* BEGIN TASK INPUTS *
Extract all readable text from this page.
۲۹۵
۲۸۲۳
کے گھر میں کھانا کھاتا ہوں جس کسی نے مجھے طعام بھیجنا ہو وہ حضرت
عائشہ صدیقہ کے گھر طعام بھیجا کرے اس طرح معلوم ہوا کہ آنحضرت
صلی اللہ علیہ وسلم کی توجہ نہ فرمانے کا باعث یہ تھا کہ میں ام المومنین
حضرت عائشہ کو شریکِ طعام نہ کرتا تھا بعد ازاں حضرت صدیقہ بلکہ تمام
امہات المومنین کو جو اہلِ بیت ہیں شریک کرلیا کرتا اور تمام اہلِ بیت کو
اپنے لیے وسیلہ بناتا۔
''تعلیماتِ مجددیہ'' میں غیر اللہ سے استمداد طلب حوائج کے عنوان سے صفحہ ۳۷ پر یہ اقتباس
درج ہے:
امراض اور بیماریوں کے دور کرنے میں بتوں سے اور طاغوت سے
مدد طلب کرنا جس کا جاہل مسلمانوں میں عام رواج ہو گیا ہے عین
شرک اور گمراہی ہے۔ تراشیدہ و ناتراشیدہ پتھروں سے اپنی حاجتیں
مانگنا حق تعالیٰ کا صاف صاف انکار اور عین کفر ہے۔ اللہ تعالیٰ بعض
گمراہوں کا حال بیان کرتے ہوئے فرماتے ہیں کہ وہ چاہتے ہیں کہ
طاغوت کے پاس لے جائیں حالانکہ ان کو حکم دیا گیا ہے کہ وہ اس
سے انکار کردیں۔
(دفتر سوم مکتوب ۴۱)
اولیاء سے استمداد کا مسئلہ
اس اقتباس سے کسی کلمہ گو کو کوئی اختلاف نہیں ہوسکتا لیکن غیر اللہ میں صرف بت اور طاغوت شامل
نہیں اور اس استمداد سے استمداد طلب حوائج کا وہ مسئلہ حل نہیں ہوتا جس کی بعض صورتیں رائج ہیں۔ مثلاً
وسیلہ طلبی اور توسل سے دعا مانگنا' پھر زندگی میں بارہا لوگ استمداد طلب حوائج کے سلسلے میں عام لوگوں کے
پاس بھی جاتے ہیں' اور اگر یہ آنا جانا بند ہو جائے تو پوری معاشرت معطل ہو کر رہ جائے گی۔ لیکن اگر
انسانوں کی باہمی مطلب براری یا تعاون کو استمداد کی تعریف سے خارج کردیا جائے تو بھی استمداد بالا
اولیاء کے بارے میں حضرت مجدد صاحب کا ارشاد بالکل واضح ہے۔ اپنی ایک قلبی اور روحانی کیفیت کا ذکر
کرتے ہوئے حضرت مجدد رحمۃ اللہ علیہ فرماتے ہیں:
* END TASK INPUTS *
→ **AIM**:
Set down the listing above in full, please, exactly as it appears.

→ **EXERCISE RESPONSE**:
Extract all readable text from this page.
۲۹۵
۲۸۲۳
کے گھر میں کھانا کھاتا ہوں جس کسی نے مجھے طعام بھیجنا ہو وہ حضرت
عائشہ صدیقہ کے گھر طعام بھیجا کرے اس طرح معلوم ہوا کہ آنحضرت
صلی اللہ علیہ وسلم کی توجہ نہ فرمانے کا باعث یہ تھا کہ میں ام المومنین
حضرت عائشہ کو شریکِ طعام نہ کرتا تھا بعد ازاں حضرت صدیقہ بلکہ تمام
امہات المومنین کو جو اہلِ بیت ہیں شریک کرلیا کرتا اور تمام اہلِ بیت کو
اپنے لیے وسیلہ بناتا۔
''تعلیماتِ مجددیہ'' میں غیر اللہ سے استمداد طلب حوائج کے عنوان سے صفحہ ۳۷ پر یہ اقتباس
درج ہے:
امراض اور بیماریوں کے دور کرنے میں بتوں سے اور طاغوت سے
مدد طلب کرنا جس کا جاہل مسلمانوں میں عام رواج ہو گیا ہے عین
شرک اور گمراہی ہے۔ تراشیدہ و ناتراشیدہ پتھروں سے اپنی حاجتیں
مانگنا حق تعالیٰ کا صاف صاف انکار اور عین کفر ہے۔ اللہ تعالیٰ بعض
گمراہوں کا حال بیان کرتے ہوئے فرماتے ہیں کہ وہ چاہتے ہیں کہ
طاغوت کے پاس لے جائیں حالانکہ ان کو حکم دیا گیا ہے کہ وہ اس
سے انکار کردیں۔
(دفتر سوم مکتوب ۴۱)
اولیاء سے استمداد کا مسئلہ
اس اقتباس سے کسی کلمہ گو کو کوئی اختلاف نہیں ہوسکتا لیکن غیر اللہ میں صرف بت اور طاغوت شامل
نہیں اور اس استمداد سے استمداد طلب حوائج کا وہ مسئلہ حل نہیں ہوتا جس کی بعض صورتیں رائج ہیں۔ مثلاً
وسیلہ طلبی اور توسل سے دعا مانگنا' پھر زندگی میں بارہا لوگ استمداد طلب حوائج کے سلسلے میں عام لوگوں کے
پاس بھی جاتے ہیں' اور اگر یہ آنا جانا بند ہو جائے تو پوری معاشرت معطل ہو کر رہ جائے گی۔ لیکن اگر
انسانوں کی باہمی مطلب براری یا تعاون کو استمداد کی تعریف سے خارج کردیا جائے تو بھی استمداد بالا
اولیاء کے بارے میں حضرت مجدد صاحب کا ارشاد بالکل واضح ہے۔ اپنی ایک قلبی اور روحانی کیفیت کا ذکر
کرتے ہوئے حضرت مجدد رحمۃ اللہ علیہ فرماتے ہیں:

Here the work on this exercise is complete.